— Extrait du texte —
== == ==

L’art de ne pas dire, la manipulation expliquée par Clément Viktorovitch

Dans la continuité de son livre Le pouvoir rhétorique, le politologue Clément Viktorovitch offre un seul-en-scène étonnant à la croisée du stand-up et du cours magistral. Dans l’art de ne pas dire, il dévoile les secrets d’un conseiller politique prêt à tout pour mener son candidat vers la victoire suprême. Un spectacle didactique, intelligent et plus que moderne.

Scandale capillaire

Toute ressemblance avec la réalité est bien évidemment fortuite. Ici, il n’y a ni pays ni époque. Les candidats sont anonymes. La scène aux allures d’une agora, est relativement neutre. Seuls président quelques drapeaux blancs suspendus, laissant libre court à notre imagination. Mais rien n’est pourtant laissé au hasard, et on n’en attendait pas moins d’un spécialiste du langage politique. Clément Viktorovitch démarre en incarnant son personnage de fiction, un conseiller politique viré à la suite d’un scandale médiatique impliquant des frais capillaires jugés trop élevés. C’est pourtant lui qui a mené son candidat jusqu’à l’élection suprême, mais la politique ne pardonne pas.

== == ==

— Consignes de l'exercice —
• 1. D'après le texte sur le spectacle de Clément Viktorovitch, pourquoi le conseiller politique qu'il incarne a-t-il été renvoyé ?
• 2. Quelles lignes de la liste contiennent la chaîne "line" ? Relevez-les toutes.

== == ==

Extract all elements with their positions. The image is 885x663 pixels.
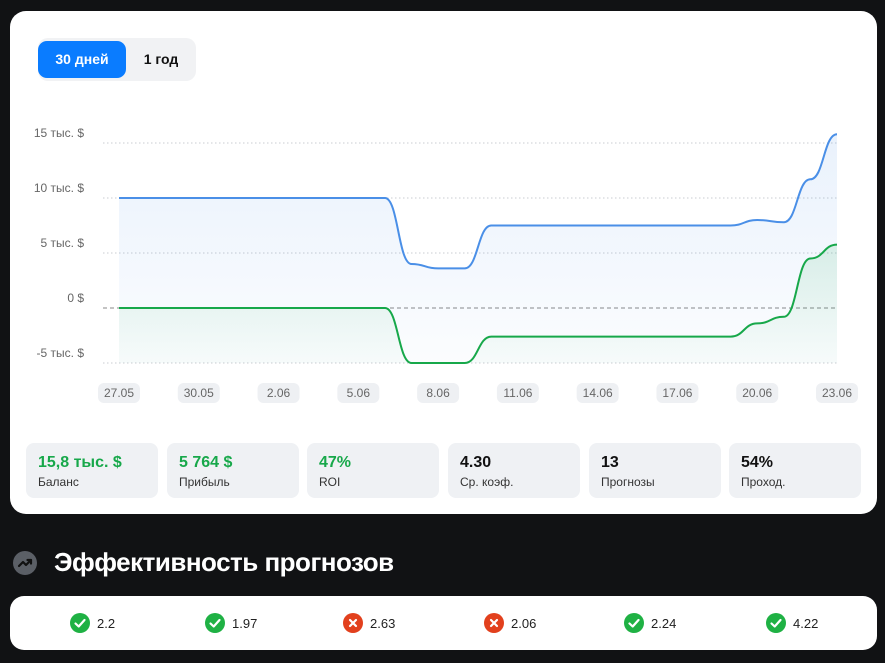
y-tick-label: 10 тыс. $ [34,181,84,195]
check [74,618,86,628]
x-tick-label: 20.06 [742,386,772,400]
icon-bg [70,613,90,633]
y-tick-label: 0 $ [67,291,84,305]
x-tick-pill [257,383,300,403]
odds: 1.97 [232,615,258,631]
section-title: Эффективность прогнозов [54,547,394,577]
icon-bg [205,613,225,633]
x-tick-pill [177,383,220,403]
stat-card: 47% ROI [307,443,439,498]
stat-label: Прогнозы [601,475,655,489]
stat-label: ROI [319,475,341,489]
line [118,243,838,365]
loss-icon [343,613,363,633]
stat-card: 5 764 $ Прибыль [167,443,299,498]
cross [348,618,358,628]
stat-label: Проход. [741,475,786,489]
period-tab[interactable]: 1 год [143,51,179,67]
odds: 2.63 [370,615,396,631]
chart: 15 тыс. $ 10 тыс. $ 5 тыс. $ 0 $ -5 тыс. $ 27… [34,126,858,403]
y-tick-label: 5 тыс. $ [41,236,85,250]
x-tick-pill [656,383,699,403]
x-tick-label: 30.05 [184,386,214,400]
prediction: 2.63 [343,613,395,633]
x-tick-pill [417,383,460,403]
loss-icon [484,613,504,633]
y-tick-label: 15 тыс. $ [34,126,84,140]
prediction: 2.24 [624,613,676,633]
stat-value: 5 764 $ [179,454,233,471]
x-tick-label: 2.06 [267,386,291,400]
prediction: 2.06 [484,613,536,633]
stat-label: Прибыль [179,475,230,489]
stat-card: 54% Проход. [729,443,861,498]
stat-value: 54% [741,454,774,471]
win-icon [766,613,786,633]
odds: 2.24 [651,615,677,631]
section-icon [13,551,37,575]
odds: 2.06 [511,615,537,631]
prediction: 1.97 [205,613,257,633]
stat-value: 13 [601,454,619,471]
period-tabs: 30 дней 1 год [38,38,196,81]
icon-bg [766,613,786,633]
cross [489,618,499,628]
x-tick-label: 17.06 [662,386,692,400]
x-tick-pill [337,383,380,403]
stat-value: 47% [319,454,352,471]
check [209,618,221,628]
win-icon [624,613,644,633]
x-tick-label: 14.06 [583,386,613,400]
x-tick-pill [736,383,779,403]
stat-value: 15,8 тыс. $ [38,454,122,471]
stat-value: 4.30 [460,454,492,471]
x-tick-label: 8.06 [426,386,450,400]
stat-card: 4.30 Ср. коэф. [448,443,580,498]
odds: 2.2 [97,615,116,631]
x-tick-label: 11.06 [503,386,532,400]
prediction: 4.22 [766,613,818,633]
prediction: 2.2 [70,613,115,633]
check [628,618,640,628]
stat-card: 15,8 тыс. $ Баланс [26,443,158,498]
stat-card: 13 Прогнозы [589,443,721,498]
x-tick-label: 27.05 [104,386,134,400]
x-tick-pill [816,383,858,403]
win-icon [70,613,90,633]
win-icon [205,613,225,633]
x-tick-pill [98,383,140,403]
icon-bg [624,613,644,633]
y-tick-label: -5 тыс. $ [37,346,85,360]
line [118,133,838,270]
check [770,618,782,628]
stat-label: Ср. коэф. [460,475,514,489]
period-tab[interactable]: 30 дней [38,41,126,78]
x-tick-label: 5.06 [347,386,371,400]
stat-label: Баланс [38,475,79,489]
predictions-card: 2.2 1.97 2.63 2.06 2.24 4.22 [10,596,877,650]
area [119,244,837,363]
x-tick-pill [496,383,539,403]
x-tick-pill [576,383,619,403]
odds: 4.22 [793,615,819,631]
x-tick-label: 23.06 [822,386,852,400]
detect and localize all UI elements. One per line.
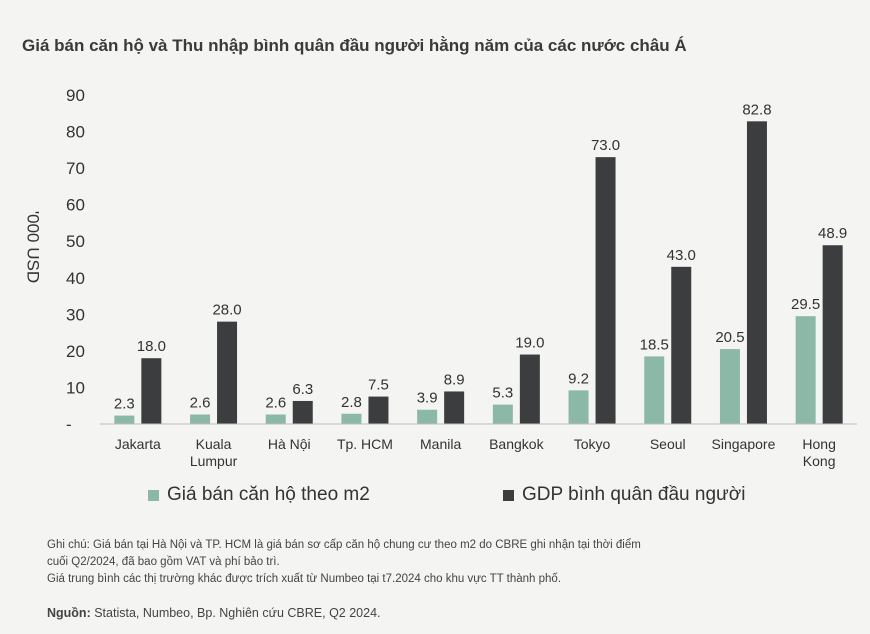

== == ==

— Réponses attendues —
• 1. Il a été viré à la suite d'un scandale médiatique impliquant des frais capillaires jugés trop élevés.

• 2.
line [118,243,838,365]
line [118,133,838,270]
detect and localize all UI elements. One per line.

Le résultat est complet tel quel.